# Exercise details
Look through the lines below and extract any with the word "Sticks".
>> start Material
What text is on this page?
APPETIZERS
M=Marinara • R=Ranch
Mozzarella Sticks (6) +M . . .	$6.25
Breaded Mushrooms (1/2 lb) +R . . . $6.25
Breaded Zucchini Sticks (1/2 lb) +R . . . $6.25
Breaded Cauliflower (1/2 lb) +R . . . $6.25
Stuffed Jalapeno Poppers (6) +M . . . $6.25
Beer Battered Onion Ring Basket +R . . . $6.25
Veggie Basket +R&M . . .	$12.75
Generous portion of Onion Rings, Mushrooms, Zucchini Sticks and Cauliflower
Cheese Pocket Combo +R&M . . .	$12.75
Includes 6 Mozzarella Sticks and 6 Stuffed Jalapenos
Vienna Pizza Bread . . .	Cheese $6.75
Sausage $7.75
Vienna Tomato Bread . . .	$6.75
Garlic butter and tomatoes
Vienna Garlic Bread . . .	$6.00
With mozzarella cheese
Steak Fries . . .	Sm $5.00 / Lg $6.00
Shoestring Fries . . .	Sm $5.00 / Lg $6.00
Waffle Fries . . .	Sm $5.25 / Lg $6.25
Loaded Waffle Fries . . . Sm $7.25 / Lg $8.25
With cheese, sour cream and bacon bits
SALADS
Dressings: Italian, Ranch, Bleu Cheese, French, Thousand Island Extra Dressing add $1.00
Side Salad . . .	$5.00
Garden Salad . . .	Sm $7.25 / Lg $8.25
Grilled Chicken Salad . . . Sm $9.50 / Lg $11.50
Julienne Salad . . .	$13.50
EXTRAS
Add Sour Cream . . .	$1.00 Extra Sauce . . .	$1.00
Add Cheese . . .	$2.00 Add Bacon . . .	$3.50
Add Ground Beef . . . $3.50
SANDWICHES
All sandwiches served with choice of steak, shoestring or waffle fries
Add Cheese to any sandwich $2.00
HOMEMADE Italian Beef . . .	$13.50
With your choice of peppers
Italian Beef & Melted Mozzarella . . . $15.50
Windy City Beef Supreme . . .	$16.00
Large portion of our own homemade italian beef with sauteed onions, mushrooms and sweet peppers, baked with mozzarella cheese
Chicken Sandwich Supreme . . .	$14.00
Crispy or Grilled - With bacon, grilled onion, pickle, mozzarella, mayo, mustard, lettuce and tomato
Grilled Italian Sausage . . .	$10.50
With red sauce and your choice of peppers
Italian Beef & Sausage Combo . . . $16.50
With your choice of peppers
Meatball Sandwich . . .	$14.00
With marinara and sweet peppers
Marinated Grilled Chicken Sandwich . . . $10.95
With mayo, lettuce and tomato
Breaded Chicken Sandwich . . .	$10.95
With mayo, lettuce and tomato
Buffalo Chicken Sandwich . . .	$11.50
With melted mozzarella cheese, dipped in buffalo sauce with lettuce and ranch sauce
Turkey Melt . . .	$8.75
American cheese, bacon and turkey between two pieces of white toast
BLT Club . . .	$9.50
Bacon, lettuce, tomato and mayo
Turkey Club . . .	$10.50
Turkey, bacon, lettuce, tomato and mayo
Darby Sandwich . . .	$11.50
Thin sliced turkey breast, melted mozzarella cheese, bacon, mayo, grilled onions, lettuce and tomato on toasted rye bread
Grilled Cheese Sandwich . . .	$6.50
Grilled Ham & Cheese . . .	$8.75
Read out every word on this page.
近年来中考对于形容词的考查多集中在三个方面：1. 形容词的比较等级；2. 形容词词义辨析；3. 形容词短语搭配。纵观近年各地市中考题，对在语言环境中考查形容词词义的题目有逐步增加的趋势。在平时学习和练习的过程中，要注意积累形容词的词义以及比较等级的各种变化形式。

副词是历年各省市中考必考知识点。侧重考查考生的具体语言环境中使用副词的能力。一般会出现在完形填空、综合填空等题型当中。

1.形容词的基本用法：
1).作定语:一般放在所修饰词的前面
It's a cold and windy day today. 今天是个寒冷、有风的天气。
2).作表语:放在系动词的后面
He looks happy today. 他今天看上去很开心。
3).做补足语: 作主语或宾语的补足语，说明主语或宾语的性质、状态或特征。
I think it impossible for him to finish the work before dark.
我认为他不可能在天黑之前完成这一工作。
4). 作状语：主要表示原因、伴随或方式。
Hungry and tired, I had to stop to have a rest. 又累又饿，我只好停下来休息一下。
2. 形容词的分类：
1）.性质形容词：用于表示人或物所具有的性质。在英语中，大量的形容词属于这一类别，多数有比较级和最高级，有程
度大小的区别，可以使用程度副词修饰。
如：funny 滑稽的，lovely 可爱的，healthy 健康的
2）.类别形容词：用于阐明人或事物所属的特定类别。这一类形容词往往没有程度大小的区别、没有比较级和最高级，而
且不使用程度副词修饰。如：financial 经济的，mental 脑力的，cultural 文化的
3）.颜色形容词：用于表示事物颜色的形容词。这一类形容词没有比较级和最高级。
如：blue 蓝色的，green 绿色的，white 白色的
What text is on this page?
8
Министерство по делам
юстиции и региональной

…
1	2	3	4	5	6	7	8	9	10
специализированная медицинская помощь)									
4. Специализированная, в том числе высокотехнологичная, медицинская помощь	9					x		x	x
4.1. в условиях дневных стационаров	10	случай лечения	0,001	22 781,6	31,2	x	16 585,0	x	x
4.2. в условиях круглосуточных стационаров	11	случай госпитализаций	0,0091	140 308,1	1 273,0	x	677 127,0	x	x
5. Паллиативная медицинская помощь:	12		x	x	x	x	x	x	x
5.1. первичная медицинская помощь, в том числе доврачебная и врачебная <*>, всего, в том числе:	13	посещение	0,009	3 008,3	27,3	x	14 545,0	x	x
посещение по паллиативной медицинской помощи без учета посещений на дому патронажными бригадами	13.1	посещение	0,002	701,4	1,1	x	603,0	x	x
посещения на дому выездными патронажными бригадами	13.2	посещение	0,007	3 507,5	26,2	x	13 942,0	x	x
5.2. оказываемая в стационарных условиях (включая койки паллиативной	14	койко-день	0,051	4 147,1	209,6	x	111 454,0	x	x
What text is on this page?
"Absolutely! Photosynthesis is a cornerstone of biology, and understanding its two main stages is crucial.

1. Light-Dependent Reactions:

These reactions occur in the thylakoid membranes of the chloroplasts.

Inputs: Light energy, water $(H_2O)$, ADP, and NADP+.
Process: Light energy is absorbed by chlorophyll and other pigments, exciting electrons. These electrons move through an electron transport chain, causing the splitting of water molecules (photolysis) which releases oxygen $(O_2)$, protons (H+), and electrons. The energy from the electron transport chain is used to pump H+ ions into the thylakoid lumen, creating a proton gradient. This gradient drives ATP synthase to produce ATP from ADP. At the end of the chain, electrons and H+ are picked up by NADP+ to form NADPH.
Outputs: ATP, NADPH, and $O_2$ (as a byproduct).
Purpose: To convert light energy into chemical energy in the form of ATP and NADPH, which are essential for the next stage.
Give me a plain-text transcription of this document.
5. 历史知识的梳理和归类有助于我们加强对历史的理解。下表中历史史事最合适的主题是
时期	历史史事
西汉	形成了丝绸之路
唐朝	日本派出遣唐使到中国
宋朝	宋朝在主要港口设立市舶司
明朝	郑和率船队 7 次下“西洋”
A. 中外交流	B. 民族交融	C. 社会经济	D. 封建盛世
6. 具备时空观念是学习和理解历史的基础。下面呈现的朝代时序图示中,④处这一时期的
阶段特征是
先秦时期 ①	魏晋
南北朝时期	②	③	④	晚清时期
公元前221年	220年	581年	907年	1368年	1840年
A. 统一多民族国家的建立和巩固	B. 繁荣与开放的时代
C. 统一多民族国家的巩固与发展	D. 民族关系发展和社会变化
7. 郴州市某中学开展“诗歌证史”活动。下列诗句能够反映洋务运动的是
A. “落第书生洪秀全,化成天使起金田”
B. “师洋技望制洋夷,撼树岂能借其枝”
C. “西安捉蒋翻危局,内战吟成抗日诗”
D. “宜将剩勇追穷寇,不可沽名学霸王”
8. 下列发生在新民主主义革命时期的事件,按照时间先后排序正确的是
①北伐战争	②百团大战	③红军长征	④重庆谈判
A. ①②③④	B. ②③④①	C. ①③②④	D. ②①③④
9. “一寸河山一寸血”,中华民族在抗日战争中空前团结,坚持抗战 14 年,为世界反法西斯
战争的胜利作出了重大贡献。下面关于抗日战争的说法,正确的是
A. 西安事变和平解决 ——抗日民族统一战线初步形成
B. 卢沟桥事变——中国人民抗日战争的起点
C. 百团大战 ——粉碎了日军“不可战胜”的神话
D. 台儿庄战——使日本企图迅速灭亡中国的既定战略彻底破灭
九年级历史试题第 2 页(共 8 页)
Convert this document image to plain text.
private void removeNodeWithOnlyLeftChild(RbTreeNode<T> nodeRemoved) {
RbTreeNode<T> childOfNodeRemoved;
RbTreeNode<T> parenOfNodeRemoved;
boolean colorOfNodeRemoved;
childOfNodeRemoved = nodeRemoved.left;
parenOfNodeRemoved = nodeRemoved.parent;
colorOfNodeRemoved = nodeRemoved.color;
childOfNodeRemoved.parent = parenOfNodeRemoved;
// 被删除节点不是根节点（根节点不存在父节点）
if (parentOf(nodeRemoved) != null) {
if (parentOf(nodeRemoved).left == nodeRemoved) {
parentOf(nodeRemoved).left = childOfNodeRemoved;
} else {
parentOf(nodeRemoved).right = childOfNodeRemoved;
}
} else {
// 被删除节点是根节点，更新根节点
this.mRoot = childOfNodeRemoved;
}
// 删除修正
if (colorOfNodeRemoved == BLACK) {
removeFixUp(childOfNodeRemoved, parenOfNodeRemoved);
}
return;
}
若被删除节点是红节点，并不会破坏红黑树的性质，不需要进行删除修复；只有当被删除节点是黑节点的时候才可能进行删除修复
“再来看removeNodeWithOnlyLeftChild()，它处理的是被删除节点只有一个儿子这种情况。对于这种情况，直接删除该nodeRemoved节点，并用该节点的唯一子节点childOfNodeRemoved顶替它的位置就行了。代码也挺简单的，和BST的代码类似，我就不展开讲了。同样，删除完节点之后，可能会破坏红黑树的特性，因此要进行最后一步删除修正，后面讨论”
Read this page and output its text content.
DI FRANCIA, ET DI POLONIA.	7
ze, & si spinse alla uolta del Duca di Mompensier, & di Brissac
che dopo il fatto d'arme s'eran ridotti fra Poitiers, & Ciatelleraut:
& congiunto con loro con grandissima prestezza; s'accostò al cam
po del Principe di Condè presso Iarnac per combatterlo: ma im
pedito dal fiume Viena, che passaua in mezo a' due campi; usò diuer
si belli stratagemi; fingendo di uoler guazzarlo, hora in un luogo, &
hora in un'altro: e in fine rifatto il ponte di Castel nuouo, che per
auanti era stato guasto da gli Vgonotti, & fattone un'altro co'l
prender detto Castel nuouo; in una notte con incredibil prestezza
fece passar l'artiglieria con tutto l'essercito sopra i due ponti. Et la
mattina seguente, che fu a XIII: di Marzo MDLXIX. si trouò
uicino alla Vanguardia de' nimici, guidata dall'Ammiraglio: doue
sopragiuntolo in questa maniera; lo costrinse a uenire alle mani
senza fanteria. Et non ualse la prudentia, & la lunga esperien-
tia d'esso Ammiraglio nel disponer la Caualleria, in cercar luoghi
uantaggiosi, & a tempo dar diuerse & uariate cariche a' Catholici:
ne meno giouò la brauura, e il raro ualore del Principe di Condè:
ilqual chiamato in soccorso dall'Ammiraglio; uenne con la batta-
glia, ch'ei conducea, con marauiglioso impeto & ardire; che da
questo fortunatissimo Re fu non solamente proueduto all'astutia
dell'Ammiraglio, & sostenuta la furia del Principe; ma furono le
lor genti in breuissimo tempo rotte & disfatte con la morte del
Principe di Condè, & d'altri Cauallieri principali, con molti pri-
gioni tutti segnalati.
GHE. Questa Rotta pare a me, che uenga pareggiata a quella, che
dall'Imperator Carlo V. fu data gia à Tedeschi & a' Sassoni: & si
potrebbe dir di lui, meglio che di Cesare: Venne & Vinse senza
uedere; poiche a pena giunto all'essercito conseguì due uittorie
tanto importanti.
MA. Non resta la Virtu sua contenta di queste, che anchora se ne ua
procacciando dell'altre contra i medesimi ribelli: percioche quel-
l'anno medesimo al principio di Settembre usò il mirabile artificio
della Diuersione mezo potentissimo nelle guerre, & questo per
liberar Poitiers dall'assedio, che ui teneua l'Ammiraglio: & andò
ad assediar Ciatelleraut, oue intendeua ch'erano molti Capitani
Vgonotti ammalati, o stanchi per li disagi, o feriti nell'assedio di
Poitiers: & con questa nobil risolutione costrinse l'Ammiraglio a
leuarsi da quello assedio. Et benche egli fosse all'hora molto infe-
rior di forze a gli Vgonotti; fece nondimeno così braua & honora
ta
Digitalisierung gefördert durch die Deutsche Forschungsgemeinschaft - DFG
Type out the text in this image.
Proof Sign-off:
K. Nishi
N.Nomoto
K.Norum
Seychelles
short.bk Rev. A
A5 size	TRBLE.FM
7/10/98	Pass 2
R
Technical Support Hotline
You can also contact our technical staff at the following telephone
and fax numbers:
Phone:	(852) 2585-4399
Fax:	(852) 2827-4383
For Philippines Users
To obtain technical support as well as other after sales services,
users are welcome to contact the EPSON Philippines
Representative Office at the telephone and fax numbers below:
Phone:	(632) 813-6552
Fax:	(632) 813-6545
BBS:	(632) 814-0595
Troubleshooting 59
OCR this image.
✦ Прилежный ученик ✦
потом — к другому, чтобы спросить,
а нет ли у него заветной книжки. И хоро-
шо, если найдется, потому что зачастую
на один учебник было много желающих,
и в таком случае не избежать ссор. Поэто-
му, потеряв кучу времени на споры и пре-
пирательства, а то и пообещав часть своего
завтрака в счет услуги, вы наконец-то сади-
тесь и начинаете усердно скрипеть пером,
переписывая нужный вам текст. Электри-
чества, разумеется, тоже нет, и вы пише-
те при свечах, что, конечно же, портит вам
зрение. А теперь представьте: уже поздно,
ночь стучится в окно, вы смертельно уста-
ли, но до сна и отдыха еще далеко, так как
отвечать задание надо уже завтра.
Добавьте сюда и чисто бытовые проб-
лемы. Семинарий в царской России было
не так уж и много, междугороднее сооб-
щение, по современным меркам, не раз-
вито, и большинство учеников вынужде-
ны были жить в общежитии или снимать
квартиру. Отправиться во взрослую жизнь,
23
>> end Material
# Solution to the exercise
Mozzarella Sticks (6) +M . . .	$6.25
Breaded Zucchini Sticks (1/2 lb) +R . . . $6.25
Generous portion of Onion Rings, Mushrooms, Zucchini Sticks and Cauliflower
Includes 6 Mozzarella Sticks and 6 Stuffed Jalapenos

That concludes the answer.